[BEGIN INPUT FOR THIS TASK]

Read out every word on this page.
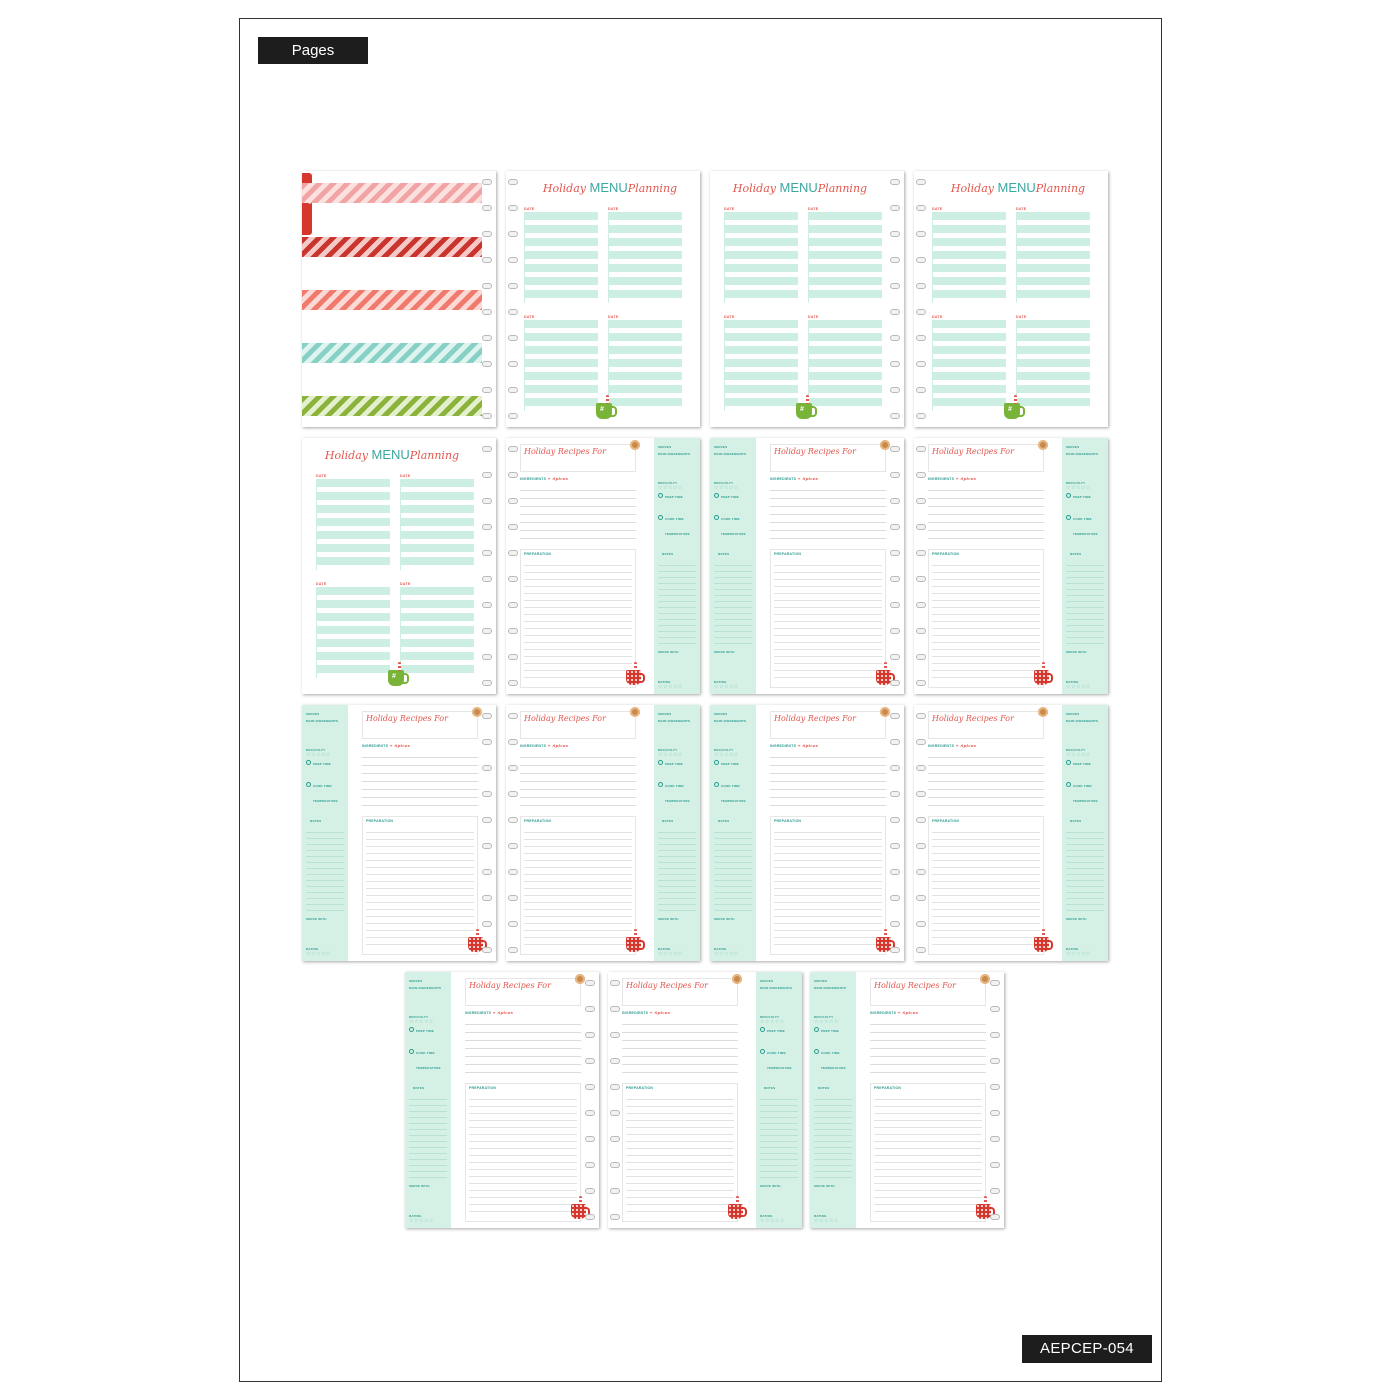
Pages
AEPCEP-054
Holiday MENUPlanning
DATE	DATE
DATE	DATE
#
Holiday MENUPlanning
DATE	DATE
DATE	DATE
#
Holiday MENUPlanning
DATE	DATE
DATE	DATE
#
Holiday MENUPlanning
DATE	DATE
DATE	DATE
#
SERVES
MAIN INGREDIENTS
DIFFICULTY
☆☆☆☆☆
PREP TIME
COOK TIME
TEMPERATURE
NOTES
SERVE WITH
RATING
☆☆☆☆☆
Holiday Recipes For
INGREDIENTS + Spices
PREPARATION
SERVES
MAIN INGREDIENTS
DIFFICULTY
☆☆☆☆☆
PREP TIME
COOK TIME
TEMPERATURE
NOTES
SERVE WITH
RATING
☆☆☆☆☆
Holiday Recipes For
INGREDIENTS + Spices
PREPARATION
SERVES
MAIN INGREDIENTS
DIFFICULTY
☆☆☆☆☆
PREP TIME
COOK TIME
TEMPERATURE
NOTES
SERVE WITH
RATING
☆☆☆☆☆
Holiday Recipes For
INGREDIENTS + Spices
PREPARATION
SERVES
MAIN INGREDIENTS
DIFFICULTY
☆☆☆☆☆
PREP TIME
COOK TIME
TEMPERATURE
NOTES
SERVE WITH
RATING
☆☆☆☆☆
Holiday Recipes For
INGREDIENTS + Spices
PREPARATION
SERVES
MAIN INGREDIENTS
DIFFICULTY
☆☆☆☆☆
PREP TIME
COOK TIME
TEMPERATURE
NOTES
SERVE WITH
RATING
☆☆☆☆☆
Holiday Recipes For
INGREDIENTS + Spices
PREPARATION
SERVES
MAIN INGREDIENTS
DIFFICULTY
☆☆☆☆☆
PREP TIME
COOK TIME
TEMPERATURE
NOTES
SERVE WITH
RATING
☆☆☆☆☆
Holiday Recipes For
INGREDIENTS + Spices
PREPARATION
SERVES
MAIN INGREDIENTS
DIFFICULTY
☆☆☆☆☆
PREP TIME
COOK TIME
TEMPERATURE
NOTES
SERVE WITH
RATING
☆☆☆☆☆
Holiday Recipes For
INGREDIENTS + Spices
PREPARATION
SERVES
MAIN INGREDIENTS
DIFFICULTY
☆☆☆☆☆
PREP TIME
COOK TIME
TEMPERATURE
NOTES
SERVE WITH
RATING
☆☆☆☆☆
Holiday Recipes For
INGREDIENTS + Spices
PREPARATION
SERVES
MAIN INGREDIENTS
DIFFICULTY
☆☆☆☆☆
PREP TIME
COOK TIME
TEMPERATURE
NOTES
SERVE WITH
RATING
☆☆☆☆☆
Holiday Recipes For
INGREDIENTS + Spices
PREPARATION
SERVES
MAIN INGREDIENTS
DIFFICULTY
☆☆☆☆☆
PREP TIME
COOK TIME
TEMPERATURE
NOTES
SERVE WITH
RATING
☆☆☆☆☆
Holiday Recipes For
INGREDIENTS + Spices
PREPARATION
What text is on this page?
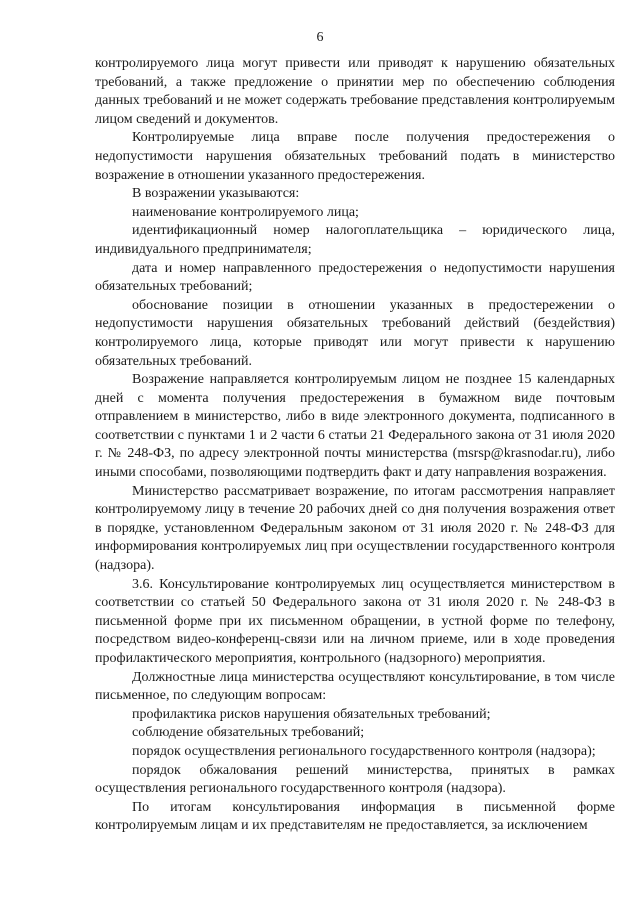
6

контролируемого лица могут привести или приводят к нарушению обязательных требований, а также предложение о принятии мер по обеспечению соблюдения данных требований и не может содержать требование представления контролируемым лицом сведений и документов.

Контролируемые лица вправе после получения предостережения о недопустимости нарушения обязательных требований подать в министерство возражение в отношении указанного предостережения.

В возражении указываются:

наименование контролируемого лица;

идентификационный номер налогоплательщика – юридического лица, индивидуального предпринимателя;

дата и номер направленного предостережения о недопустимости нарушения обязательных требований;

обоснование позиции в отношении указанных в предостережении о недопустимости нарушения обязательных требований действий (бездействия) контролируемого лица, которые приводят или могут привести к нарушению обязательных требований.

Возражение направляется контролируемым лицом не позднее 15 календарных дней с момента получения предостережения в бумажном виде почтовым отправлением в министерство, либо в виде электронного документа, подписанного в соответствии с пунктами 1 и 2 части 6 статьи 21 Федерального закона от 31 июля 2020 г. № 248-ФЗ, по адресу электронной почты министерства (msrsp@krasnodar.ru), либо иными способами, позволяющими подтвердить факт и дату направления возражения.

Министерство рассматривает возражение, по итогам рассмотрения направляет контролируемому лицу в течение 20 рабочих дней со дня получения возражения ответ в порядке, установленном Федеральным законом от 31 июля 2020 г. № 248-ФЗ для информирования контролируемых лиц при осуществлении государственного контроля (надзора).

3.6. Консультирование контролируемых лиц осуществляется министерством в соответствии со статьей 50 Федерального закона от 31 июля 2020 г. № 248-ФЗ в письменной форме при их письменном обращении, в устной форме по телефону, посредством видео-конференц-связи или на личном приеме, или в ходе проведения профилактического мероприятия, контрольного (надзорного) мероприятия.

Должностные лица министерства осуществляют консультирование, в том числе письменное, по следующим вопросам:

профилактика рисков нарушения обязательных требований;

соблюдение обязательных требований;

порядок осуществления регионального государственного контроля (надзора);

порядок обжалования решений министерства, принятых в рамках осуществления регионального государственного контроля (надзора).

По итогам консультирования информация в письменной форме контролируемым лицам и их представителям не предоставляется, за исключением
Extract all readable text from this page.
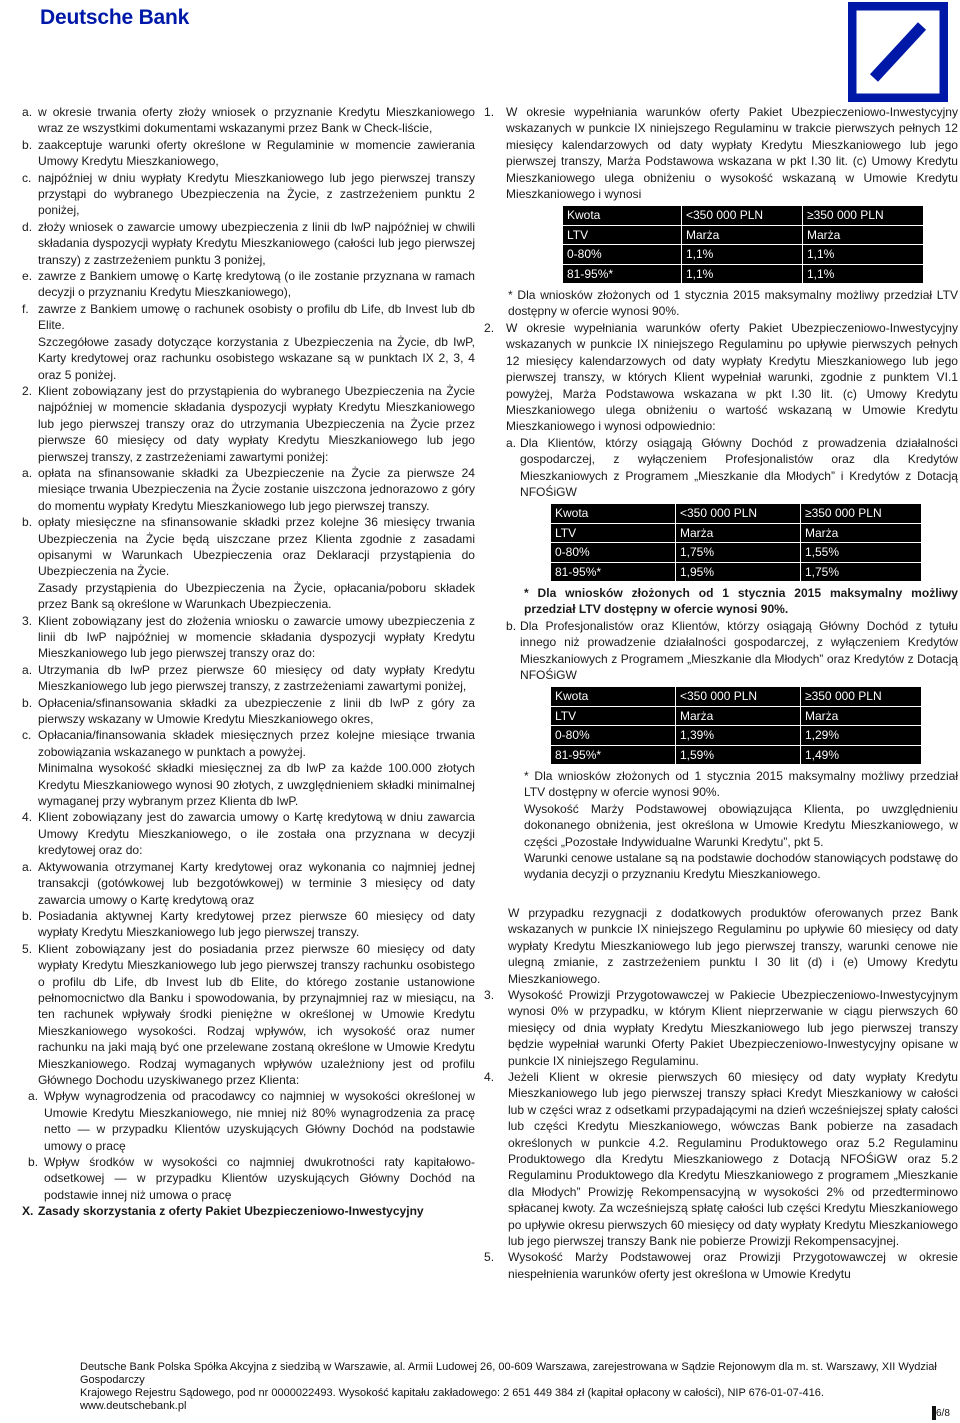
Deutsche Bank
a. w okresie trwania oferty złoży wniosek o przyznanie Kredytu Mieszkaniowego wraz ze wszystkimi dokumentami wskazanymi przez Bank w Check-liście,
b. zaakceptuje warunki oferty określone w Regulaminie w momencie zawierania Umowy Kredytu Mieszkaniowego,
c. najpóźniej w dniu wypłaty Kredytu Mieszkaniowego lub jego pierwszej transzy przystąpi do wybranego Ubezpieczenia na Życie, z zastrzeżeniem punktu 2 poniżej,
d. złoży wniosek o zawarcie umowy ubezpieczenia z linii db IwP najpóźniej w chwili składania dyspozycji wypłaty Kredytu Mieszkaniowego (całości lub jego pierwszej transzy) z zastrzeżeniem punktu 3 poniżej,
e. zawrze z Bankiem umowę o Kartę kredytową (o ile zostanie przyznana w ramach decyzji o przyznaniu Kredytu Mieszkaniowego),
f. zawrze z Bankiem umowę o rachunek osobisty o profilu db Life, db Invest lub db Elite.
Szczegółowe zasady dotyczące korzystania z Ubezpieczenia na Życie, db IwP, Karty kredytowej oraz rachunku osobistego wskazane są w punktach IX 2, 3, 4 oraz 5 poniżej.
2. Klient zobowiązany jest do przystąpienia do wybranego Ubezpieczenia na Życie najpóźniej w momencie składania dyspozycji wypłaty Kredytu Mieszkaniowego lub jego pierwszej transzy oraz do utrzymania Ubezpieczenia na Życie przez pierwsze 60 miesięcy od daty wypłaty Kredytu Mieszkaniowego lub jego pierwszej transzy, z zastrzeżeniami zawartymi poniżej:
a. opłata na sfinansowanie składki za Ubezpieczenie na Życie za pierwsze 24 miesiące trwania Ubezpieczenia na Życie zostanie uiszczona jednorazowo z góry do momentu wypłaty Kredytu Mieszkaniowego lub jego pierwszej transzy.
b. opłaty miesięczne na sfinansowanie składki przez kolejne 36 miesięcy trwania Ubezpieczenia na Życie będą uiszczane przez Klienta zgodnie z zasadami opisanymi w Warunkach Ubezpieczenia oraz Deklaracji przystąpienia do Ubezpieczenia na Życie.
Zasady przystąpienia do Ubezpieczenia na Życie, opłacania/poboru składek przez Bank są określone w Warunkach Ubezpieczenia.
3. Klient zobowiązany jest do złożenia wniosku o zawarcie umowy ubezpieczenia z linii db IwP najpóźniej w momencie składania dyspozycji wypłaty Kredytu Mieszkaniowego lub jego pierwszej transzy oraz do:
a. Utrzymania db IwP przez pierwsze 60 miesięcy od daty wypłaty Kredytu Mieszkaniowego lub jego pierwszej transzy, z zastrzeżeniami zawartymi poniżej,
b. Opłacenia/sfinansowania składki za ubezpieczenie z linii db IwP z góry za pierwszy wskazany w Umowie Kredytu Mieszkaniowego okres,
c. Opłacania/finansowania składek miesięcznych przez kolejne miesiące trwania zobowiązania wskazanego w punktach a powyżej.
Minimalna wysokość składki miesięcznej za db IwP za każde 100.000 złotych Kredytu Mieszkaniowego wynosi 90 złotych, z uwzględnieniem składki minimalnej wymaganej przy wybranym przez Klienta db IwP.
4. Klient zobowiązany jest do zawarcia umowy o Kartę kredytową w dniu zawarcia Umowy Kredytu Mieszkaniowego, o ile została ona przyznana w decyzji kredytowej oraz do:
a. Aktywowania otrzymanej Karty kredytowej oraz wykonania co najmniej jednej transakcji (gotówkowej lub bezgotówkowej) w terminie 3 miesięcy od daty zawarcia umowy o Kartę kredytową oraz
b. Posiadania aktywnej Karty kredytowej przez pierwsze 60 miesięcy od daty wypłaty Kredytu Mieszkaniowego lub jego pierwszej transzy.
5. Klient zobowiązany jest do posiadania przez pierwsze 60 miesięcy od daty wypłaty Kredytu Mieszkaniowego lub jego pierwszej transzy rachunku osobistego o profilu db Life, db Invest lub db Elite, do którego zostanie ustanowione pełnomocnictwo dla Banku i spowodowania, by przynajmniej raz w miesiącu, na ten rachunek wpływały środki pieniężne w określonej w Umowie Kredytu Mieszkaniowego wysokości. Rodzaj wpływów, ich wysokość oraz numer rachunku na jaki mają być one przelewane zostaną określone w Umowie Kredytu Mieszkaniowego. Rodzaj wymaganych wpływów uzależniony jest od profilu Głównego Dochodu uzyskiwanego przez Klienta:
a. Wpływ wynagrodzenia od pracodawcy co najmniej w wysokości określonej w Umowie Kredytu Mieszkaniowego, nie mniej niż 80% wynagrodzenia za pracę netto — w przypadku Klientów uzyskujących Główny Dochód na podstawie umowy o pracę
b. Wpływ środków w wysokości co najmniej dwukrotności raty kapitałowo-odsetkowej — w przypadku Klientów uzyskujących Główny Dochód na podstawie innej niż umowa o pracę
X. Zasady skorzystania z oferty Pakiet Ubezpieczeniowo-Inwestycyjny
1. W okresie wypełniania warunków oferty Pakiet Ubezpieczeniowo-Inwestycyjny wskazanych w punkcie IX niniejszego Regulaminu w trakcie pierwszych pełnych 12 miesięcy kalendarzowych od daty wypłaty Kredytu Mieszkaniowego lub jego pierwszej transzy, Marża Podstawowa wskazana w pkt I.30 lit. (c) Umowy Kredytu Mieszkaniowego ulega obniżeniu o wysokość wskazaną w Umowie Kredytu Mieszkaniowego i wynosi
Kwota	<350 000 PLN	≥350 000 PLN
LTV	Marża	Marża
0-80%	1,1%	1,1%
81-95%*	1,1%	1,1%
* Dla wniosków złożonych od 1 stycznia 2015 maksymalny możliwy przedział LTV dostępny w ofercie wynosi 90%.
2. W okresie wypełniania warunków oferty Pakiet Ubezpieczeniowo-Inwestycyjny wskazanych w punkcie IX niniejszego Regulaminu po upływie pierwszych pełnych 12 miesięcy kalendarzowych od daty wypłaty Kredytu Mieszkaniowego lub jego pierwszej transzy, w których Klient wypełniał warunki, zgodnie z punktem VI.1 powyżej, Marża Podstawowa wskazana w pkt I.30 lit. (c) Umowy Kredytu Mieszkaniowego ulega obniżeniu o wartość wskazaną w Umowie Kredytu Mieszkaniowego i wynosi odpowiednio:
a. Dla Klientów, którzy osiągają Główny Dochód z prowadzenia działalności gospodarczej, z wyłączeniem Profesjonalistów oraz dla Kredytów Mieszkaniowych z Programem „Mieszkanie dla Młodych” i Kredytów z Dotacją NFOŚiGW
Kwota	<350 000 PLN	≥350 000 PLN
LTV	Marża	Marża
0-80%	1,75%	1,55%
81-95%*	1,95%	1,75%
* Dla wniosków złożonych od 1 stycznia 2015 maksymalny możliwy przedział LTV dostępny w ofercie wynosi 90%.
b. Dla Profesjonalistów oraz Klientów, którzy osiągają Główny Dochód z tytułu innego niż prowadzenie działalności gospodarczej, z wyłączeniem Kredytów Mieszkaniowych z Programem „Mieszkanie dla Młodych” oraz Kredytów z Dotacją NFOŚiGW
Kwota	<350 000 PLN	≥350 000 PLN
LTV	Marża	Marża
0-80%	1,39%	1,29%
81-95%*	1,59%	1,49%
* Dla wniosków złożonych od 1 stycznia 2015 maksymalny możliwy przedział LTV dostępny w ofercie wynosi 90%.
Wysokość Marży Podstawowej obowiązująca Klienta, po uwzględnieniu dokonanego obniżenia, jest określona w Umowie Kredytu Mieszkaniowego, w części „Pozostałe Indywidualne Warunki Kredytu”, pkt 5.
Warunki cenowe ustalane są na podstawie dochodów stanowiących podstawę do wydania decyzji o przyznaniu Kredytu Mieszkaniowego.
W przypadku rezygnacji z dodatkowych produktów oferowanych przez Bank wskazanych w punkcie IX niniejszego Regulaminu po upływie 60 miesięcy od daty wypłaty Kredytu Mieszkaniowego lub jego pierwszej transzy, warunki cenowe nie ulegną zmianie, z zastrzeżeniem punktu I 30 lit (d) i (e) Umowy Kredytu Mieszkaniowego.
3.	Wysokość Prowizji Przygotowawczej w Pakiecie Ubezpieczeniowo-Inwestycyjnym wynosi 0% w przypadku, w którym Klient nieprzerwanie w ciągu pierwszych 60 miesięcy od dnia wypłaty Kredytu Mieszkaniowego lub jego pierwszej transzy będzie wypełniał warunki Oferty Pakiet Ubezpieczeniowo-Inwestycyjny opisane w punkcie IX niniejszego Regulaminu.
4.	Jeżeli Klient w okresie pierwszych 60 miesięcy od daty wypłaty Kredytu Mieszkaniowego lub jego pierwszej transzy spłaci Kredyt Mieszkaniowy w całości lub w części wraz z odsetkami przypadającymi na dzień wcześniejszej spłaty całości lub części Kredytu Mieszkaniowego, wówczas Bank pobierze na zasadach określonych w punkcie 4.2. Regulaminu Produktowego oraz 5.2 Regulaminu Produktowego dla Kredytu Mieszkaniowego z Dotacją NFOŚiGW oraz 5.2 Regulaminu Produktowego dla Kredytu Mieszkaniowego z programem „Mieszkanie dla Młodych” Prowizję Rekompensacyjną w wysokości 2% od przedterminowo spłacanej kwoty. Za wcześniejszą spłatę całości lub części Kredytu Mieszkaniowego po upływie okresu pierwszych 60 miesięcy od daty wypłaty Kredytu Mieszkaniowego lub jego pierwszej transzy Bank nie pobierze Prowizji Rekompensacyjnej.
5.	Wysokość Marży Podstawowej oraz Prowizji Przygotowawczej w okresie niespełnienia warunków oferty jest określona w Umowie Kredytu
Deutsche Bank Polska Spółka Akcyjna z siedzibą w Warszawie, al. Armii Ludowej 26, 00-609 Warszawa, zarejestrowana w Sądzie Rejonowym dla m. st. Warszawy, XII Wydział Gospodarczy
Krajowego Rejestru Sądowego, pod nr 0000022493. Wysokość kapitału zakładowego: 2 651 449 384 zł (kapitał opłacony w całości), NIP 676-01-07-416.
www.deutschebank.pl
6/8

[END INPUT FOR THIS TASK]

# TASK TO COMPLETE:
From the entries above, extract each line containing "umowę".

# THE SOLUTION:
e. zawrze z Bankiem umowę o Kartę kredytową (o ile zostanie przyznana w ramach decyzji o przyznaniu Kredytu Mieszkaniowego),
f. zawrze z Bankiem umowę o rachunek osobisty o profilu db Life, db Invest lub db Elite.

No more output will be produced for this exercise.